▸ **Task requirements**
Give the material once more, word for word, without any images.

:: Material provided ::

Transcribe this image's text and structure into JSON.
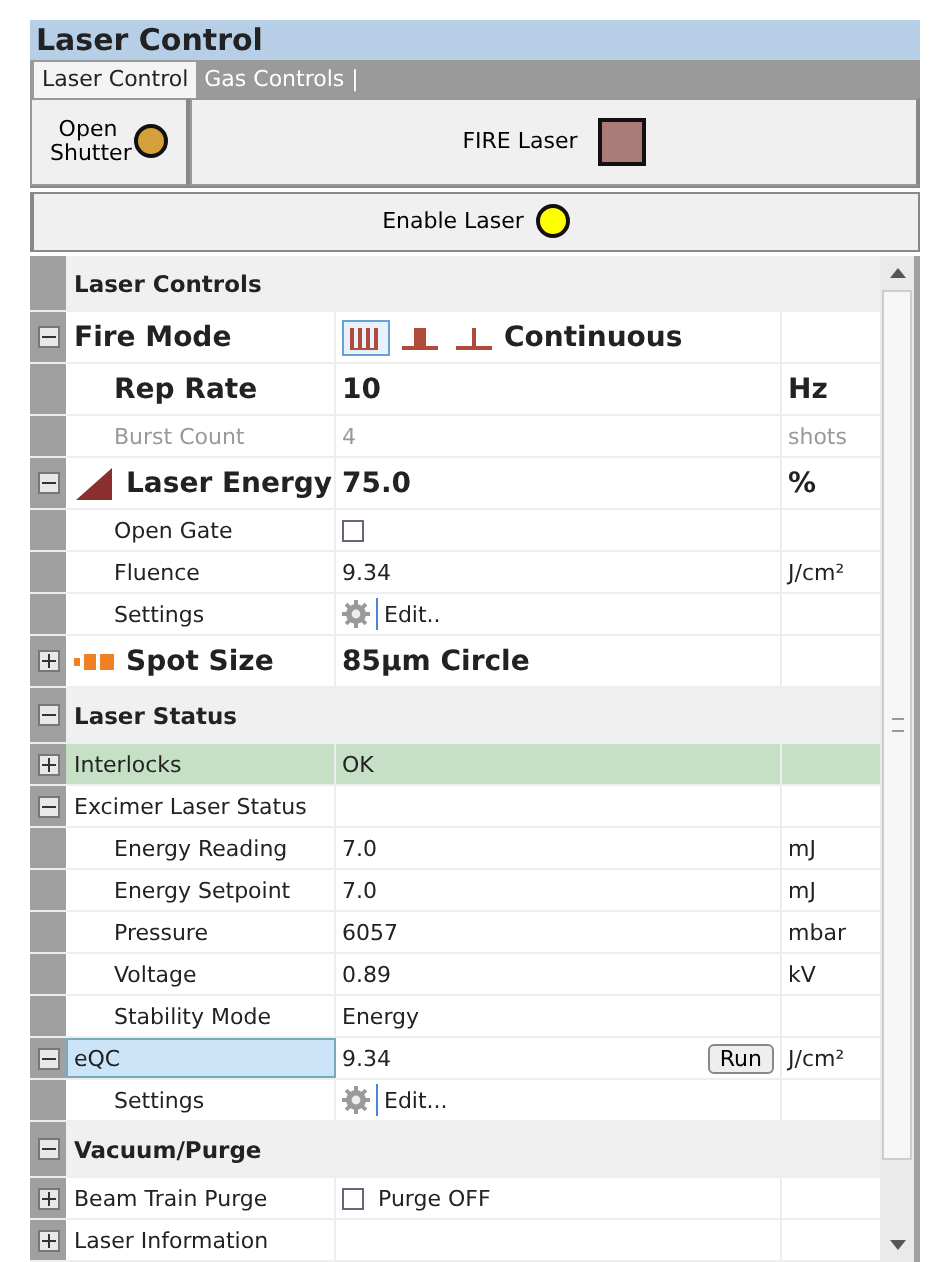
{
  "window": {
    "title": "Laser Control"
  },
  "tabs": [
    {
      "label": "Laser Control",
      "selected": true
    },
    {
      "label": "Gas Controls |",
      "selected": false
    }
  ],
  "buttons": [
    {
      "label": "Open Shutter",
      "kind": "circle",
      "color": "#d4a03c"
    },
    {
      "label": "FIRE Laser",
      "kind": "square",
      "color": "#a87b78"
    }
  ],
  "enable_button": {
    "label": "Enable Laser",
    "kind": "circle",
    "color": "#ffff00"
  },
  "sections": [
    {
      "label": "Laser Controls",
      "expanded": true,
      "rows": [
        {
          "kind": "mode",
          "name": "Fire Mode",
          "value": "Continuous",
          "expanded": true,
          "selected": false,
          "modes": [
            {
              "selected": true
            },
            {
              "selected": false
            },
            {
              "selected": false
            }
          ],
          "children": [
            {
              "kind": "large",
              "name": "Rep Rate",
              "value": "10",
              "unit": "Hz",
              "selected": false
            },
            {
              "kind": "normal",
              "name": "Burst Count",
              "value": "4",
              "unit": "shots",
              "disabled": true,
              "selected": false
            }
          ]
        },
        {
          "kind": "energy",
          "name": "Laser Energy",
          "value": "75.0",
          "unit": "%",
          "expanded": true,
          "selected": false,
          "children": [
            {
              "kind": "check",
              "name": "Open Gate",
              "checked": false,
              "selected": false
            },
            {
              "kind": "normal",
              "name": "Fluence",
              "value": "9.34",
              "unit": "J/cm²",
              "selected": false
            },
            {
              "kind": "settings",
              "name": "Settings",
              "value": "Edit..",
              "selected": false
            }
          ]
        },
        {
          "kind": "spot",
          "name": "Spot Size",
          "value": "85µm Circle",
          "expanded": false,
          "selected": false
        }
      ]
    },
    {
      "label": "Laser Status",
      "expanded": true,
      "rows": [
        {
          "kind": "normal",
          "name": "Interlocks",
          "value": "OK",
          "expanded": false,
          "highlight": true,
          "selected": false
        },
        {
          "kind": "normal",
          "name": "Excimer Laser Status",
          "expanded": true,
          "selected": false,
          "children": [
            {
              "kind": "normal",
              "name": "Energy Reading",
              "value": "7.0",
              "unit": "mJ",
              "selected": false
            },
            {
              "kind": "normal",
              "name": "Energy Setpoint",
              "value": "7.0",
              "unit": "mJ",
              "selected": false
            },
            {
              "kind": "normal",
              "name": "Pressure",
              "value": "6057",
              "unit": "mbar",
              "selected": false
            },
            {
              "kind": "normal",
              "name": "Voltage",
              "value": "0.89",
              "unit": "kV",
              "selected": false
            },
            {
              "kind": "normal",
              "name": "Stability Mode",
              "value": "Energy",
              "selected": false
            }
          ]
        },
        {
          "kind": "run",
          "name": "eQC",
          "value": "9.34",
          "button": "Run",
          "unit": "J/cm²",
          "expanded": true,
          "selected": true,
          "children": [
            {
              "kind": "settings",
              "name": "Settings",
              "value": "Edit...",
              "selected": false
            }
          ]
        }
      ]
    },
    {
      "label": "Vacuum/Purge",
      "expanded": true,
      "rows": [
        {
          "kind": "check",
          "name": "Beam Train Purge",
          "checked": false,
          "check_label": "Purge OFF",
          "expanded": false,
          "selected": false
        },
        {
          "kind": "normal",
          "name": "Laser Information",
          "expanded": false,
          "selected": false
        }
      ]
    }
  ]
}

:::

▸ **Output of the task**
Transcribe this image's text and structure into JSON.
{
  "window": {
    "title": "Laser Control"
  },
  "tabs": [
    {
      "label": "Laser Control",
      "selected": true
    },
    {
      "label": "Gas Controls |",
      "selected": false
    }
  ],
  "buttons": [
    {
      "label": "Open Shutter",
      "kind": "circle",
      "color": "#d4a03c"
    },
    {
      "label": "FIRE Laser",
      "kind": "square",
      "color": "#a87b78"
    }
  ],
  "enable_button": {
    "label": "Enable Laser",
    "kind": "circle",
    "color": "#ffff00"
  },
  "sections": [
    {
      "label": "Laser Controls",
      "expanded": true,
      "rows": [
        {
          "kind": "mode",
          "name": "Fire Mode",
          "value": "Continuous",
          "expanded": true,
          "selected": false,
          "modes": [
            {
              "selected": true
            },
            {
              "selected": false
            },
            {
              "selected": false
            }
          ],
          "children": [
            {
              "kind": "large",
              "name": "Rep Rate",
              "value": "10",
              "unit": "Hz",
              "selected": false
            },
            {
              "kind": "normal",
              "name": "Burst Count",
              "value": "4",
              "unit": "shots",
              "disabled": true,
              "selected": false
            }
          ]
        },
        {
          "kind": "energy",
          "name": "Laser Energy",
          "value": "75.0",
          "unit": "%",
          "expanded": true,
          "selected": false,
          "children": [
            {
              "kind": "check",
              "name": "Open Gate",
              "checked": false,
              "selected": false
            },
            {
              "kind": "normal",
              "name": "Fluence",
              "value": "9.34",
              "unit": "J/cm²",
              "selected": false
            },
            {
              "kind": "settings",
              "name": "Settings",
              "value": "Edit..",
              "selected": false
            }
          ]
        },
        {
          "kind": "spot",
          "name": "Spot Size",
          "value": "85µm Circle",
          "expanded": false,
          "selected": false
        }
      ]
    },
    {
      "label": "Laser Status",
      "expanded": true,
      "rows": [
        {
          "kind": "normal",
          "name": "Interlocks",
          "value": "OK",
          "expanded": false,
          "highlight": true,
          "selected": false
        },
        {
          "kind": "normal",
          "name": "Excimer Laser Status",
          "expanded": true,
          "selected": false,
          "children": [
            {
              "kind": "normal",
              "name": "Energy Reading",
              "value": "7.0",
              "unit": "mJ",
              "selected": false
            },
            {
              "kind": "normal",
              "name": "Energy Setpoint",
              "value": "7.0",
              "unit": "mJ",
              "selected": false
            },
            {
              "kind": "normal",
              "name": "Pressure",
              "value": "6057",
              "unit": "mbar",
              "selected": false
            },
            {
              "kind": "normal",
              "name": "Voltage",
              "value": "0.89",
              "unit": "kV",
              "selected": false
            },
            {
              "kind": "normal",
              "name": "Stability Mode",
              "value": "Energy",
              "selected": false
            }
          ]
        },
        {
          "kind": "run",
          "name": "eQC",
          "value": "9.34",
          "button": "Run",
          "unit": "J/cm²",
          "expanded": true,
          "selected": true,
          "children": [
            {
              "kind": "settings",
              "name": "Settings",
              "value": "Edit...",
              "selected": false
            }
          ]
        }
      ]
    },
    {
      "label": "Vacuum/Purge",
      "expanded": true,
      "rows": [
        {
          "kind": "check",
          "name": "Beam Train Purge",
          "checked": false,
          "check_label": "Purge OFF",
          "expanded": false,
          "selected": false
        },
        {
          "kind": "normal",
          "name": "Laser Information",
          "expanded": false,
          "selected": false
        }
      ]
    }
  ]
}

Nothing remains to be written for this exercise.